## Task to carry out
Restate the listing below word for word, omitting any images.

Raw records
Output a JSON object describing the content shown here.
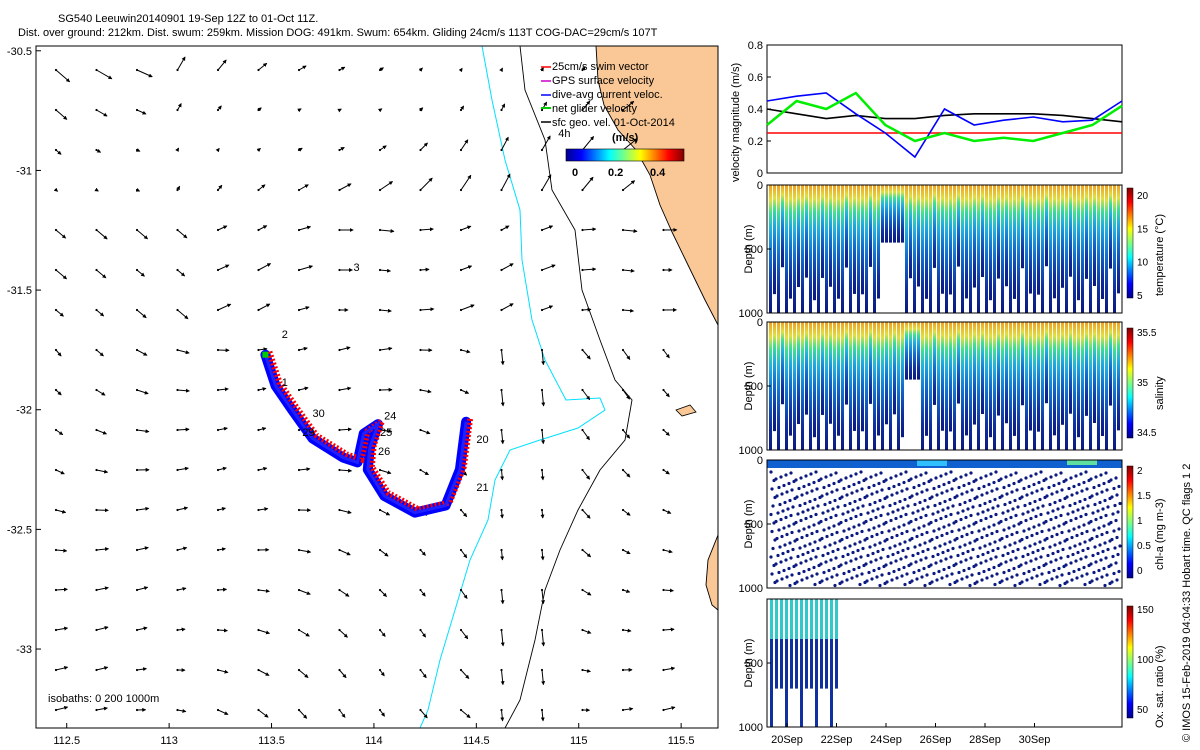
{
  "header": {
    "line1": "SG540 Leeuwin20140901 19-Sep 12Z to 01-Oct 11Z.",
    "line2": "Dist. over ground: 212km. Dist. swum: 259km. Mission DOG: 491km. Swum: 654km. Gliding 24cm/s 113T COG-DAC=29cm/s 107T"
  },
  "side_credit": "© IMOS 15-Feb-2019 04:04:33 Hobart time. QC flags 1  2",
  "chart_data": [
    {
      "type": "scatter",
      "name": "map",
      "x_ticks": [
        112.5,
        113,
        113.5,
        114,
        114.5,
        115,
        115.5
      ],
      "y_ticks": [
        -30.5,
        -31,
        -31.5,
        -32,
        -32.5,
        -33
      ],
      "xlim": [
        112.35,
        115.68
      ],
      "ylim": [
        -33.33,
        -30.48
      ],
      "legend": {
        "items": [
          {
            "label": "25cm/s swim vector",
            "color": "#ff0000"
          },
          {
            "label": "GPS surface velocity",
            "color": "#cc00cc"
          },
          {
            "label": "dive-avg current veloc.",
            "color": "#0000ff"
          },
          {
            "label": "net glider velocity",
            "color": "#00cc00"
          },
          {
            "label": "sfc geo. vel. 01-Oct-2014",
            "color": "#000000"
          }
        ],
        "placement": "top-center"
      },
      "colorbar": {
        "label": "(m/s)",
        "ticks": [
          "0",
          "0.2",
          "0.4"
        ]
      },
      "isobath_label": "isobaths: 0   200  1000m",
      "day_labels": [
        {
          "text": "4h",
          "lon": 114.9,
          "lat": -30.86
        },
        {
          "text": "3",
          "lon": 113.9,
          "lat": -31.42
        },
        {
          "text": "2",
          "lon": 113.55,
          "lat": -31.7
        },
        {
          "text": "1",
          "lon": 113.55,
          "lat": -31.9
        },
        {
          "text": "30",
          "lon": 113.7,
          "lat": -32.03
        },
        {
          "text": "29",
          "lon": 113.65,
          "lat": -32.11
        },
        {
          "text": "24",
          "lon": 114.05,
          "lat": -32.04
        },
        {
          "text": "25",
          "lon": 114.03,
          "lat": -32.11
        },
        {
          "text": "26",
          "lon": 114.02,
          "lat": -32.19
        },
        {
          "text": "20",
          "lon": 114.5,
          "lat": -32.14
        },
        {
          "text": "21",
          "lon": 114.5,
          "lat": -32.34
        }
      ],
      "track": [
        [
          113.47,
          -31.77
        ],
        [
          113.52,
          -31.9
        ],
        [
          113.6,
          -32.0
        ],
        [
          113.7,
          -32.12
        ],
        [
          113.85,
          -32.2
        ],
        [
          113.92,
          -32.22
        ],
        [
          113.95,
          -32.1
        ],
        [
          114.02,
          -32.06
        ],
        [
          113.98,
          -32.16
        ],
        [
          113.97,
          -32.25
        ],
        [
          114.05,
          -32.36
        ],
        [
          114.2,
          -32.43
        ],
        [
          114.35,
          -32.4
        ],
        [
          114.42,
          -32.25
        ],
        [
          114.45,
          -32.05
        ]
      ]
    },
    {
      "type": "line",
      "name": "velocity",
      "ylabel": "velocity magnitude (m/s)",
      "yticks": [
        0,
        0.2,
        0.4,
        0.6,
        0.8
      ],
      "ylim": [
        0,
        0.8
      ],
      "x": [
        19.5,
        20.5,
        21.5,
        22.5,
        23.5,
        24.5,
        25.5,
        26.5,
        27.5,
        28.5,
        29.5,
        30.5,
        31.5
      ],
      "series": [
        {
          "color": "#ff0000",
          "values": [
            0.25,
            0.25,
            0.25,
            0.25,
            0.25,
            0.25,
            0.25,
            0.25,
            0.25,
            0.25,
            0.25,
            0.25,
            0.25
          ]
        },
        {
          "color": "#000000",
          "values": [
            0.4,
            0.37,
            0.34,
            0.36,
            0.34,
            0.34,
            0.36,
            0.37,
            0.37,
            0.37,
            0.36,
            0.34,
            0.32
          ]
        },
        {
          "color": "#0000ff",
          "values": [
            0.45,
            0.48,
            0.5,
            0.37,
            0.25,
            0.1,
            0.4,
            0.3,
            0.33,
            0.35,
            0.32,
            0.33,
            0.45
          ]
        },
        {
          "color": "#00ee00",
          "values": [
            0.3,
            0.45,
            0.4,
            0.5,
            0.3,
            0.2,
            0.25,
            0.2,
            0.22,
            0.2,
            0.25,
            0.3,
            0.42
          ]
        }
      ]
    },
    {
      "type": "scatter",
      "name": "temperature",
      "ylabel": "Depth (m)",
      "yticks": [
        0,
        500,
        1000
      ],
      "colorbar_label": "temperature (°C)",
      "colorbar_ticks": [
        "20",
        "15",
        "10",
        "5"
      ]
    },
    {
      "type": "scatter",
      "name": "salinity",
      "ylabel": "Depth (m)",
      "yticks": [
        0,
        500,
        1000
      ],
      "colorbar_label": "salinity",
      "colorbar_ticks": [
        "35.5",
        "35",
        "34.5"
      ]
    },
    {
      "type": "scatter",
      "name": "chl-a",
      "ylabel": "Depth (m)",
      "yticks": [
        0,
        500,
        1000
      ],
      "colorbar_label": "chl-a (mg m-3)",
      "colorbar_ticks": [
        "2",
        "1.5",
        "1",
        "0.5",
        "0"
      ]
    },
    {
      "type": "scatter",
      "name": "oxygen",
      "ylabel": "Depth (m)",
      "yticks": [
        500,
        1000
      ],
      "colorbar_label": "Ox. sat. ratio (%)",
      "colorbar_ticks": [
        "150",
        "100",
        "50"
      ],
      "x_ticks": [
        "20Sep",
        "22Sep",
        "24Sep",
        "26Sep",
        "28Sep",
        "30Sep"
      ]
    }
  ]
}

## Solution for this problem
Output a JSON object describing the content shown here.
{
  "header": {
    "line1": "SG540 Leeuwin20140901 19-Sep 12Z to 01-Oct 11Z.",
    "line2": "Dist. over ground: 212km. Dist. swum: 259km. Mission DOG: 491km. Swum: 654km. Gliding 24cm/s 113T COG-DAC=29cm/s 107T"
  },
  "side_credit": "© IMOS 15-Feb-2019 04:04:33 Hobart time. QC flags 1  2",
  "chart_data": [
    {
      "type": "scatter",
      "name": "map",
      "x_ticks": [
        112.5,
        113,
        113.5,
        114,
        114.5,
        115,
        115.5
      ],
      "y_ticks": [
        -30.5,
        -31,
        -31.5,
        -32,
        -32.5,
        -33
      ],
      "xlim": [
        112.35,
        115.68
      ],
      "ylim": [
        -33.33,
        -30.48
      ],
      "legend": {
        "items": [
          {
            "label": "25cm/s swim vector",
            "color": "#ff0000"
          },
          {
            "label": "GPS surface velocity",
            "color": "#cc00cc"
          },
          {
            "label": "dive-avg current veloc.",
            "color": "#0000ff"
          },
          {
            "label": "net glider velocity",
            "color": "#00cc00"
          },
          {
            "label": "sfc geo. vel. 01-Oct-2014",
            "color": "#000000"
          }
        ],
        "placement": "top-center"
      },
      "colorbar": {
        "label": "(m/s)",
        "ticks": [
          "0",
          "0.2",
          "0.4"
        ]
      },
      "isobath_label": "isobaths: 0   200  1000m",
      "day_labels": [
        {
          "text": "4h",
          "lon": 114.9,
          "lat": -30.86
        },
        {
          "text": "3",
          "lon": 113.9,
          "lat": -31.42
        },
        {
          "text": "2",
          "lon": 113.55,
          "lat": -31.7
        },
        {
          "text": "1",
          "lon": 113.55,
          "lat": -31.9
        },
        {
          "text": "30",
          "lon": 113.7,
          "lat": -32.03
        },
        {
          "text": "29",
          "lon": 113.65,
          "lat": -32.11
        },
        {
          "text": "24",
          "lon": 114.05,
          "lat": -32.04
        },
        {
          "text": "25",
          "lon": 114.03,
          "lat": -32.11
        },
        {
          "text": "26",
          "lon": 114.02,
          "lat": -32.19
        },
        {
          "text": "20",
          "lon": 114.5,
          "lat": -32.14
        },
        {
          "text": "21",
          "lon": 114.5,
          "lat": -32.34
        }
      ],
      "track": [
        [
          113.47,
          -31.77
        ],
        [
          113.52,
          -31.9
        ],
        [
          113.6,
          -32.0
        ],
        [
          113.7,
          -32.12
        ],
        [
          113.85,
          -32.2
        ],
        [
          113.92,
          -32.22
        ],
        [
          113.95,
          -32.1
        ],
        [
          114.02,
          -32.06
        ],
        [
          113.98,
          -32.16
        ],
        [
          113.97,
          -32.25
        ],
        [
          114.05,
          -32.36
        ],
        [
          114.2,
          -32.43
        ],
        [
          114.35,
          -32.4
        ],
        [
          114.42,
          -32.25
        ],
        [
          114.45,
          -32.05
        ]
      ]
    },
    {
      "type": "line",
      "name": "velocity",
      "ylabel": "velocity magnitude (m/s)",
      "yticks": [
        0,
        0.2,
        0.4,
        0.6,
        0.8
      ],
      "ylim": [
        0,
        0.8
      ],
      "x": [
        19.5,
        20.5,
        21.5,
        22.5,
        23.5,
        24.5,
        25.5,
        26.5,
        27.5,
        28.5,
        29.5,
        30.5,
        31.5
      ],
      "series": [
        {
          "color": "#ff0000",
          "values": [
            0.25,
            0.25,
            0.25,
            0.25,
            0.25,
            0.25,
            0.25,
            0.25,
            0.25,
            0.25,
            0.25,
            0.25,
            0.25
          ]
        },
        {
          "color": "#000000",
          "values": [
            0.4,
            0.37,
            0.34,
            0.36,
            0.34,
            0.34,
            0.36,
            0.37,
            0.37,
            0.37,
            0.36,
            0.34,
            0.32
          ]
        },
        {
          "color": "#0000ff",
          "values": [
            0.45,
            0.48,
            0.5,
            0.37,
            0.25,
            0.1,
            0.4,
            0.3,
            0.33,
            0.35,
            0.32,
            0.33,
            0.45
          ]
        },
        {
          "color": "#00ee00",
          "values": [
            0.3,
            0.45,
            0.4,
            0.5,
            0.3,
            0.2,
            0.25,
            0.2,
            0.22,
            0.2,
            0.25,
            0.3,
            0.42
          ]
        }
      ]
    },
    {
      "type": "scatter",
      "name": "temperature",
      "ylabel": "Depth (m)",
      "yticks": [
        0,
        500,
        1000
      ],
      "colorbar_label": "temperature (°C)",
      "colorbar_ticks": [
        "20",
        "15",
        "10",
        "5"
      ]
    },
    {
      "type": "scatter",
      "name": "salinity",
      "ylabel": "Depth (m)",
      "yticks": [
        0,
        500,
        1000
      ],
      "colorbar_label": "salinity",
      "colorbar_ticks": [
        "35.5",
        "35",
        "34.5"
      ]
    },
    {
      "type": "scatter",
      "name": "chl-a",
      "ylabel": "Depth (m)",
      "yticks": [
        0,
        500,
        1000
      ],
      "colorbar_label": "chl-a (mg m-3)",
      "colorbar_ticks": [
        "2",
        "1.5",
        "1",
        "0.5",
        "0"
      ]
    },
    {
      "type": "scatter",
      "name": "oxygen",
      "ylabel": "Depth (m)",
      "yticks": [
        500,
        1000
      ],
      "colorbar_label": "Ox. sat. ratio (%)",
      "colorbar_ticks": [
        "150",
        "100",
        "50"
      ],
      "x_ticks": [
        "20Sep",
        "22Sep",
        "24Sep",
        "26Sep",
        "28Sep",
        "30Sep"
      ]
    }
  ]
}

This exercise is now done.